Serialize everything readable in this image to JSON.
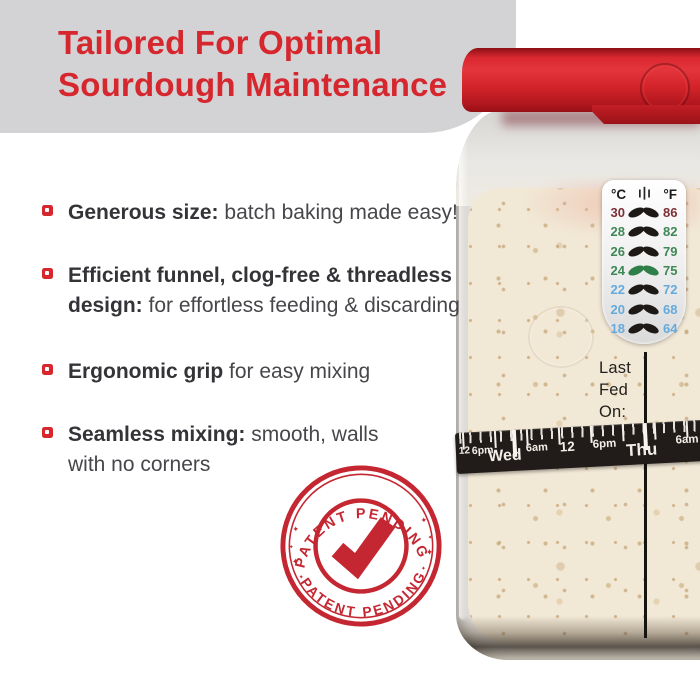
{
  "banner": {
    "title_line1": "Tailored For Optimal",
    "title_line2": "Sourdough Maintenance"
  },
  "bullets": [
    {
      "bold": "Generous size:",
      "text": "batch baking made easy!"
    },
    {
      "bold": "Efficient funnel, clog-free & threadless design:",
      "text": "for effortless feeding & discarding"
    },
    {
      "bold": "Ergonomic grip",
      "text": "for easy mixing"
    },
    {
      "bold": "Seamless mixing:",
      "text": "smooth, walls with no corners"
    }
  ],
  "thermometer": {
    "celsius_header": "°C",
    "fahrenheit_header": "°F",
    "rows": [
      {
        "c": "30",
        "f": "86",
        "tone": "warm",
        "leaf": "dark"
      },
      {
        "c": "28",
        "f": "82",
        "tone": "ok",
        "leaf": "dark"
      },
      {
        "c": "26",
        "f": "79",
        "tone": "ok",
        "leaf": "dark"
      },
      {
        "c": "24",
        "f": "75",
        "tone": "ok",
        "leaf": "ideal"
      },
      {
        "c": "22",
        "f": "72",
        "tone": "cool",
        "leaf": "dark"
      },
      {
        "c": "20",
        "f": "68",
        "tone": "cool",
        "leaf": "dark"
      },
      {
        "c": "18",
        "f": "64",
        "tone": "cool",
        "leaf": "dark"
      }
    ]
  },
  "jar": {
    "last_fed_line1": "Last",
    "last_fed_line2": "Fed",
    "last_fed_line3": "On:"
  },
  "band": {
    "labels": [
      "12",
      "6pm",
      "Wed",
      "6am",
      "12",
      "6pm",
      "Thu",
      "6am"
    ]
  },
  "stamp": {
    "top_text": "PATENT PENDING",
    "bottom_text": "PATENT PENDING",
    "star_glyph": "✦",
    "check_glyph": "checkmark"
  },
  "colors": {
    "accent_red": "#d6262e",
    "banner_gray": "#d3d3d5",
    "lid_red": "#d8252b",
    "stamp_red": "#c42731",
    "band_black": "#211c19",
    "dough": "#f2e8d6",
    "temp_warm": "#7d3136",
    "temp_ok": "#3f8756",
    "temp_cool": "#64aadc",
    "leaf_black": "#1c1916",
    "leaf_green": "#2f8048"
  }
}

● **THE EXERCISE**
All records above are to be printed exactly, minus the pictures they contain.

● **RESPONSE TO THIS TASK**
Serialize everything readable in this image to JSON.
{
  "banner": {
    "title_line1": "Tailored For Optimal",
    "title_line2": "Sourdough Maintenance"
  },
  "bullets": [
    {
      "bold": "Generous size:",
      "text": "batch baking made easy!"
    },
    {
      "bold": "Efficient funnel, clog-free & threadless design:",
      "text": "for effortless feeding & discarding"
    },
    {
      "bold": "Ergonomic grip",
      "text": "for easy mixing"
    },
    {
      "bold": "Seamless mixing:",
      "text": "smooth, walls with no corners"
    }
  ],
  "thermometer": {
    "celsius_header": "°C",
    "fahrenheit_header": "°F",
    "rows": [
      {
        "c": "30",
        "f": "86",
        "tone": "warm",
        "leaf": "dark"
      },
      {
        "c": "28",
        "f": "82",
        "tone": "ok",
        "leaf": "dark"
      },
      {
        "c": "26",
        "f": "79",
        "tone": "ok",
        "leaf": "dark"
      },
      {
        "c": "24",
        "f": "75",
        "tone": "ok",
        "leaf": "ideal"
      },
      {
        "c": "22",
        "f": "72",
        "tone": "cool",
        "leaf": "dark"
      },
      {
        "c": "20",
        "f": "68",
        "tone": "cool",
        "leaf": "dark"
      },
      {
        "c": "18",
        "f": "64",
        "tone": "cool",
        "leaf": "dark"
      }
    ]
  },
  "jar": {
    "last_fed_line1": "Last",
    "last_fed_line2": "Fed",
    "last_fed_line3": "On:"
  },
  "band": {
    "labels": [
      "12",
      "6pm",
      "Wed",
      "6am",
      "12",
      "6pm",
      "Thu",
      "6am"
    ]
  },
  "stamp": {
    "top_text": "PATENT PENDING",
    "bottom_text": "PATENT PENDING",
    "star_glyph": "✦",
    "check_glyph": "checkmark"
  },
  "colors": {
    "accent_red": "#d6262e",
    "banner_gray": "#d3d3d5",
    "lid_red": "#d8252b",
    "stamp_red": "#c42731",
    "band_black": "#211c19",
    "dough": "#f2e8d6",
    "temp_warm": "#7d3136",
    "temp_ok": "#3f8756",
    "temp_cool": "#64aadc",
    "leaf_black": "#1c1916",
    "leaf_green": "#2f8048"
  }
}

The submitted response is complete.